§ Required work: Below are records that should be duplicated exactly, with no image retained.

§ Data items:

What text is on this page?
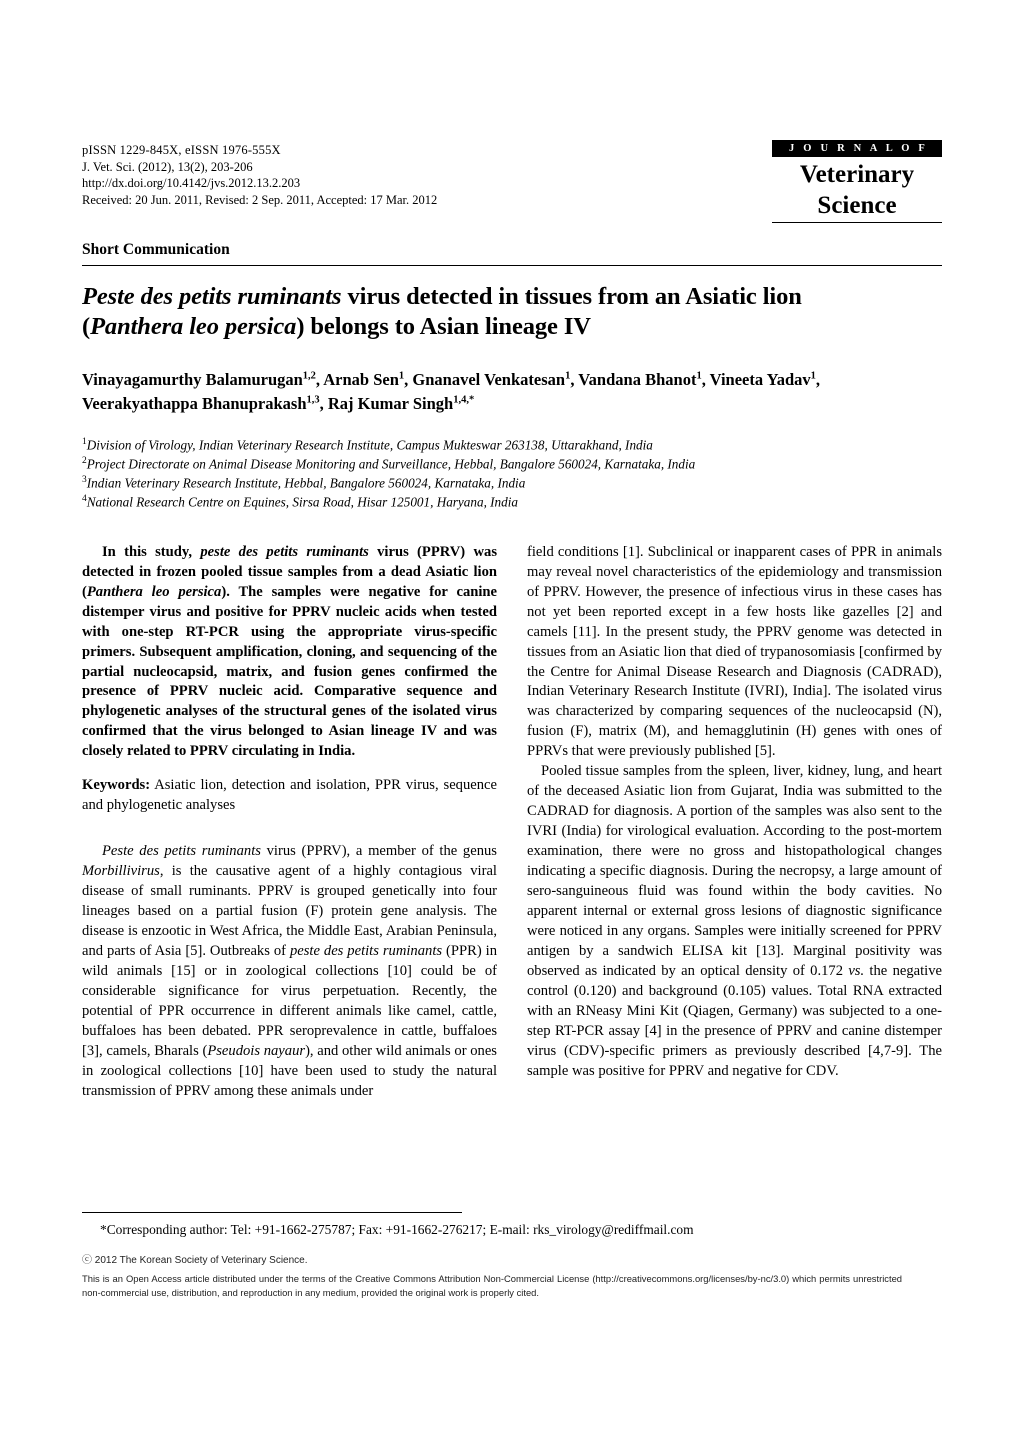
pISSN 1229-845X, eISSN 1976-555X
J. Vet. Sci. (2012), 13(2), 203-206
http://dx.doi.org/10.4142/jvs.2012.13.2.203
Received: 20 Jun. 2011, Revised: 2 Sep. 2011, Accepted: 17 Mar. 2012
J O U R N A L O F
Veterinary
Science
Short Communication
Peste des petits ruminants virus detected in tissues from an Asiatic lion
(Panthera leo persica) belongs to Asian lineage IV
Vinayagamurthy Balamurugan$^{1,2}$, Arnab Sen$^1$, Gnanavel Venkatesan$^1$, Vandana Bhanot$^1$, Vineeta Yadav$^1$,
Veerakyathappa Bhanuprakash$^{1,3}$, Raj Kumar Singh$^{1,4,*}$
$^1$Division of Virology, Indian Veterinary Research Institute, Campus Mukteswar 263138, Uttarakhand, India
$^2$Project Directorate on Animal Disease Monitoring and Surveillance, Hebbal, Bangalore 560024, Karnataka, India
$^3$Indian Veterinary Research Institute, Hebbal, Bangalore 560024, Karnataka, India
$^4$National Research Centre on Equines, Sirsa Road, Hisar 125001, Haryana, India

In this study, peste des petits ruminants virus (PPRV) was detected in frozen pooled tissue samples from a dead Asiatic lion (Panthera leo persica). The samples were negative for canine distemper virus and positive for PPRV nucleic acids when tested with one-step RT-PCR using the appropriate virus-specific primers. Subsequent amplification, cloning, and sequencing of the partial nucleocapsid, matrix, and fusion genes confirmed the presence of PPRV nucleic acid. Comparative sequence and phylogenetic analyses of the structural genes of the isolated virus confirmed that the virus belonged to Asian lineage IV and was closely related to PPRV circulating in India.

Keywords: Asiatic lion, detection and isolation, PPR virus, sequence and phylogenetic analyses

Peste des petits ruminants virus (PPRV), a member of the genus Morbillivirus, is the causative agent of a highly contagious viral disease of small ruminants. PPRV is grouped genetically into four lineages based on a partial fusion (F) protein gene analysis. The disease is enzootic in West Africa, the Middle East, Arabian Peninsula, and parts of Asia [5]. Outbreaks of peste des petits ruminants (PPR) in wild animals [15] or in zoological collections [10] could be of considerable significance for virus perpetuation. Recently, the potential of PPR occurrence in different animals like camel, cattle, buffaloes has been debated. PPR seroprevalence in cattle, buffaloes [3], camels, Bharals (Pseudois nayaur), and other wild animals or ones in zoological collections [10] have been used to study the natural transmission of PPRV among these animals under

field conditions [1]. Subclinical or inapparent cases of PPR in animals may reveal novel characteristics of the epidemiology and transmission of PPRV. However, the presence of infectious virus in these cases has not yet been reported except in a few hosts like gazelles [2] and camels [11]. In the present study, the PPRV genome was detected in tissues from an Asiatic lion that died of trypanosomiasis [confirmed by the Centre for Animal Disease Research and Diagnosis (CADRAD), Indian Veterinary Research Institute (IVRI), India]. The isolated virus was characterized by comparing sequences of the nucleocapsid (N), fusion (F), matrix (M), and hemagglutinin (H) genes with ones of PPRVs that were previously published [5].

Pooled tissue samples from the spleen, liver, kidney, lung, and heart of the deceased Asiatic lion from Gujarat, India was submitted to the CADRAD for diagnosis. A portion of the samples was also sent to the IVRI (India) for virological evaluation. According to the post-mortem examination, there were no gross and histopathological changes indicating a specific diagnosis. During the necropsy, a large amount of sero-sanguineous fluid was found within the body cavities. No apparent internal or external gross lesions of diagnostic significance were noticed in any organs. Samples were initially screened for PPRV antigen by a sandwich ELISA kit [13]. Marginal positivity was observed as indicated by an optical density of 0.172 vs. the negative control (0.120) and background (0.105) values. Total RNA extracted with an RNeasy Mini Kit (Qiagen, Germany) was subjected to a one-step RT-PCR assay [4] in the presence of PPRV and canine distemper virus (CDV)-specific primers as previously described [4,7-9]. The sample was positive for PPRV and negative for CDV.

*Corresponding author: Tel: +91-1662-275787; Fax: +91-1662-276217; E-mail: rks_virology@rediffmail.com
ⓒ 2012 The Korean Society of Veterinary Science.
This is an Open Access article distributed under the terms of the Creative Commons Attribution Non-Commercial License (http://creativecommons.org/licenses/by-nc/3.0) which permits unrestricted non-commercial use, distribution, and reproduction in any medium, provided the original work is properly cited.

§ Solution for this problem:
What text is on this page?
pISSN 1229-845X, eISSN 1976-555X
J. Vet. Sci. (2012), 13(2), 203-206
http://dx.doi.org/10.4142/jvs.2012.13.2.203
Received: 20 Jun. 2011, Revised: 2 Sep. 2011, Accepted: 17 Mar. 2012
J O U R N A L O F
Veterinary
Science
Short Communication
Peste des petits ruminants virus detected in tissues from an Asiatic lion
(Panthera leo persica) belongs to Asian lineage IV
Vinayagamurthy Balamurugan$^{1,2}$, Arnab Sen$^1$, Gnanavel Venkatesan$^1$, Vandana Bhanot$^1$, Vineeta Yadav$^1$,
Veerakyathappa Bhanuprakash$^{1,3}$, Raj Kumar Singh$^{1,4,*}$
$^1$Division of Virology, Indian Veterinary Research Institute, Campus Mukteswar 263138, Uttarakhand, India
$^2$Project Directorate on Animal Disease Monitoring and Surveillance, Hebbal, Bangalore 560024, Karnataka, India
$^3$Indian Veterinary Research Institute, Hebbal, Bangalore 560024, Karnataka, India
$^4$National Research Centre on Equines, Sirsa Road, Hisar 125001, Haryana, India

In this study, peste des petits ruminants virus (PPRV) was detected in frozen pooled tissue samples from a dead Asiatic lion (Panthera leo persica). The samples were negative for canine distemper virus and positive for PPRV nucleic acids when tested with one-step RT-PCR using the appropriate virus-specific primers. Subsequent amplification, cloning, and sequencing of the partial nucleocapsid, matrix, and fusion genes confirmed the presence of PPRV nucleic acid. Comparative sequence and phylogenetic analyses of the structural genes of the isolated virus confirmed that the virus belonged to Asian lineage IV and was closely related to PPRV circulating in India.

Keywords: Asiatic lion, detection and isolation, PPR virus, sequence and phylogenetic analyses

Peste des petits ruminants virus (PPRV), a member of the genus Morbillivirus, is the causative agent of a highly contagious viral disease of small ruminants. PPRV is grouped genetically into four lineages based on a partial fusion (F) protein gene analysis. The disease is enzootic in West Africa, the Middle East, Arabian Peninsula, and parts of Asia [5]. Outbreaks of peste des petits ruminants (PPR) in wild animals [15] or in zoological collections [10] could be of considerable significance for virus perpetuation. Recently, the potential of PPR occurrence in different animals like camel, cattle, buffaloes has been debated. PPR seroprevalence in cattle, buffaloes [3], camels, Bharals (Pseudois nayaur), and other wild animals or ones in zoological collections [10] have been used to study the natural transmission of PPRV among these animals under

field conditions [1]. Subclinical or inapparent cases of PPR in animals may reveal novel characteristics of the epidemiology and transmission of PPRV. However, the presence of infectious virus in these cases has not yet been reported except in a few hosts like gazelles [2] and camels [11]. In the present study, the PPRV genome was detected in tissues from an Asiatic lion that died of trypanosomiasis [confirmed by the Centre for Animal Disease Research and Diagnosis (CADRAD), Indian Veterinary Research Institute (IVRI), India]. The isolated virus was characterized by comparing sequences of the nucleocapsid (N), fusion (F), matrix (M), and hemagglutinin (H) genes with ones of PPRVs that were previously published [5].

Pooled tissue samples from the spleen, liver, kidney, lung, and heart of the deceased Asiatic lion from Gujarat, India was submitted to the CADRAD for diagnosis. A portion of the samples was also sent to the IVRI (India) for virological evaluation. According to the post-mortem examination, there were no gross and histopathological changes indicating a specific diagnosis. During the necropsy, a large amount of sero-sanguineous fluid was found within the body cavities. No apparent internal or external gross lesions of diagnostic significance were noticed in any organs. Samples were initially screened for PPRV antigen by a sandwich ELISA kit [13]. Marginal positivity was observed as indicated by an optical density of 0.172 vs. the negative control (0.120) and background (0.105) values. Total RNA extracted with an RNeasy Mini Kit (Qiagen, Germany) was subjected to a one-step RT-PCR assay [4] in the presence of PPRV and canine distemper virus (CDV)-specific primers as previously described [4,7-9]. The sample was positive for PPRV and negative for CDV.

*Corresponding author: Tel: +91-1662-275787; Fax: +91-1662-276217; E-mail: rks_virology@rediffmail.com
ⓒ 2012 The Korean Society of Veterinary Science.
This is an Open Access article distributed under the terms of the Creative Commons Attribution Non-Commercial License (http://creativecommons.org/licenses/by-nc/3.0) which permits unrestricted non-commercial use, distribution, and reproduction in any medium, provided the original work is properly cited.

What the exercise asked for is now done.